Find each line that has the string "vrijednost" and give the total, with nothing else.

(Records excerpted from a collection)
◇ ◇ ◇ ◇ ◇
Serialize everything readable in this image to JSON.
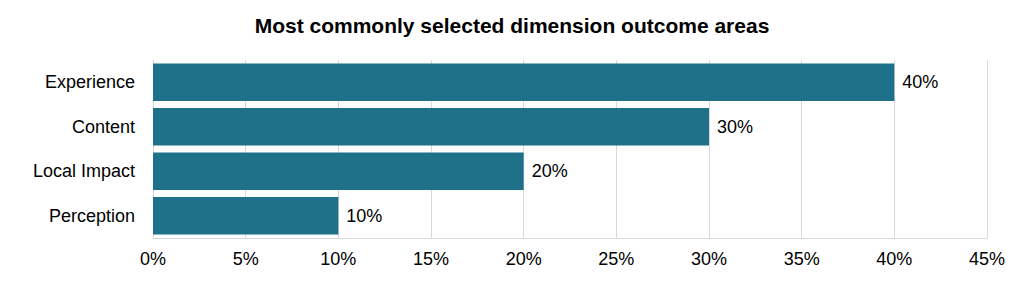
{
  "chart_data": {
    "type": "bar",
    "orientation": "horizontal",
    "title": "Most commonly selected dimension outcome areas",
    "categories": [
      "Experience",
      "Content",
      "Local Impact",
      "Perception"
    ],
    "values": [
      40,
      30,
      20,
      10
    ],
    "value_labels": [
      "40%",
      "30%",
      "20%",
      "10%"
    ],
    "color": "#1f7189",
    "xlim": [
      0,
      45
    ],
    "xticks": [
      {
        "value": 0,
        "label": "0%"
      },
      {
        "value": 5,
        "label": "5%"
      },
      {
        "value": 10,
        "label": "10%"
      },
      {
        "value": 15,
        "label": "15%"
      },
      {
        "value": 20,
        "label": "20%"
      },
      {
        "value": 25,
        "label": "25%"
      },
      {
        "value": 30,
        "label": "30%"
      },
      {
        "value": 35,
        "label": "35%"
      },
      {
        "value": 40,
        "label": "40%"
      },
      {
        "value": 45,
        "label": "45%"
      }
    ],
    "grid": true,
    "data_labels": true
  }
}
◇ ◇ ◇ ◇ ◇
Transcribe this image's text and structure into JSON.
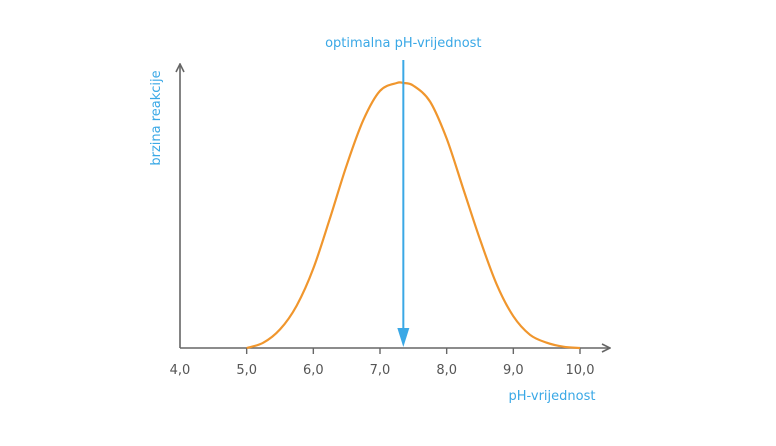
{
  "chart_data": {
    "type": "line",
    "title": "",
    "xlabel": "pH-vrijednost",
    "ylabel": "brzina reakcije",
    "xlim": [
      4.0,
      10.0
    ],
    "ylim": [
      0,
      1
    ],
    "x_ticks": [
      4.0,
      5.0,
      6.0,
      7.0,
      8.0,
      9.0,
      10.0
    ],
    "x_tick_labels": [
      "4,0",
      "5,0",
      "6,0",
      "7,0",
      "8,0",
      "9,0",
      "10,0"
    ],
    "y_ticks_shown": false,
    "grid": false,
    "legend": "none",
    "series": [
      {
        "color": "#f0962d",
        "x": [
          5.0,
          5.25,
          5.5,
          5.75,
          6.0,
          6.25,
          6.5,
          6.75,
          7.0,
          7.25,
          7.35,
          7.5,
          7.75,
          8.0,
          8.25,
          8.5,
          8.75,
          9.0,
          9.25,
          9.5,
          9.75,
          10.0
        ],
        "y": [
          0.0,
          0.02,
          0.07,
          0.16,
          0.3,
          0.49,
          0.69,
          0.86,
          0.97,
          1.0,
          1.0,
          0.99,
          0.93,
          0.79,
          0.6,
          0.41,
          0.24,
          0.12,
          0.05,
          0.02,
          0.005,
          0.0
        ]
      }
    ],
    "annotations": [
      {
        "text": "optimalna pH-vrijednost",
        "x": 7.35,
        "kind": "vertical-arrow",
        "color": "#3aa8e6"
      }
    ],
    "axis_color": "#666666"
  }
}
◇ ◇ ◇ ◇ ◇
(FINAL ANSWER): 2